Problem requirements. In the material below, find each line holding the string "dwutlenek" and copy it.

>> BEGIN Source material

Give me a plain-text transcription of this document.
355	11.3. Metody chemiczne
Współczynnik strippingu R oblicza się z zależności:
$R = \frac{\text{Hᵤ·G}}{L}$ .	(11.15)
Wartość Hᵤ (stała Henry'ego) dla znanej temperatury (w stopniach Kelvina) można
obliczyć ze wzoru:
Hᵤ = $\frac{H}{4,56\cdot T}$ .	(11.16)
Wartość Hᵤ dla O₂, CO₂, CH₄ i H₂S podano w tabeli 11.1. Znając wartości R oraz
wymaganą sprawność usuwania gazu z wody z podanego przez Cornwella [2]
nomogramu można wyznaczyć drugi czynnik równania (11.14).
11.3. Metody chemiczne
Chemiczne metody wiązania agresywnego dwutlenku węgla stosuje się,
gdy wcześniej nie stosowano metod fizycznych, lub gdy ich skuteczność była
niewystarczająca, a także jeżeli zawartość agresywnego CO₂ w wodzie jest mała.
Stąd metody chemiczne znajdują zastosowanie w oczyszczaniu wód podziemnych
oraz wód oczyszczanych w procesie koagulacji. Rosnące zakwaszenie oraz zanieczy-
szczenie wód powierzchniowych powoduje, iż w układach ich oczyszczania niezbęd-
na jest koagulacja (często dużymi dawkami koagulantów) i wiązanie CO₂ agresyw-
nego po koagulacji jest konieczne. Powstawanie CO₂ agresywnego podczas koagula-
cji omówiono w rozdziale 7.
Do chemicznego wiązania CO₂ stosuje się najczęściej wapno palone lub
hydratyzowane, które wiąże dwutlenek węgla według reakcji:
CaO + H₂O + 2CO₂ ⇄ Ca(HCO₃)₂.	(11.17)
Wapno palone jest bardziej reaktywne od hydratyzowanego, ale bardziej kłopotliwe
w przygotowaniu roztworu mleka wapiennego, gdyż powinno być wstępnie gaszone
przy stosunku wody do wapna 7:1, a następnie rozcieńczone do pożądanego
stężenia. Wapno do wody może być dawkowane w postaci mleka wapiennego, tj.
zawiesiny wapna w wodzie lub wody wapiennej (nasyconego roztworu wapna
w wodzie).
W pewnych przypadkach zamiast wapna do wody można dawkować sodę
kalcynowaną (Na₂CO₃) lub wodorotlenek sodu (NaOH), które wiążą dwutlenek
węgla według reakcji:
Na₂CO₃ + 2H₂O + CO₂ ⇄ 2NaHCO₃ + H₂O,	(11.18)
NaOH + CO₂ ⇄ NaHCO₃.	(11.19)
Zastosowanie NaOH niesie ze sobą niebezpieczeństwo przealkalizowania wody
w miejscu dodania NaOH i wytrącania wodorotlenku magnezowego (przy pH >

>> END Source material

Result.
hydratyzowane, które wiąże dwutlenek węgla według reakcji:
kalcynowaną (Na₂CO₃) lub wodorotlenek sodu (NaOH), które wiążą dwutlenek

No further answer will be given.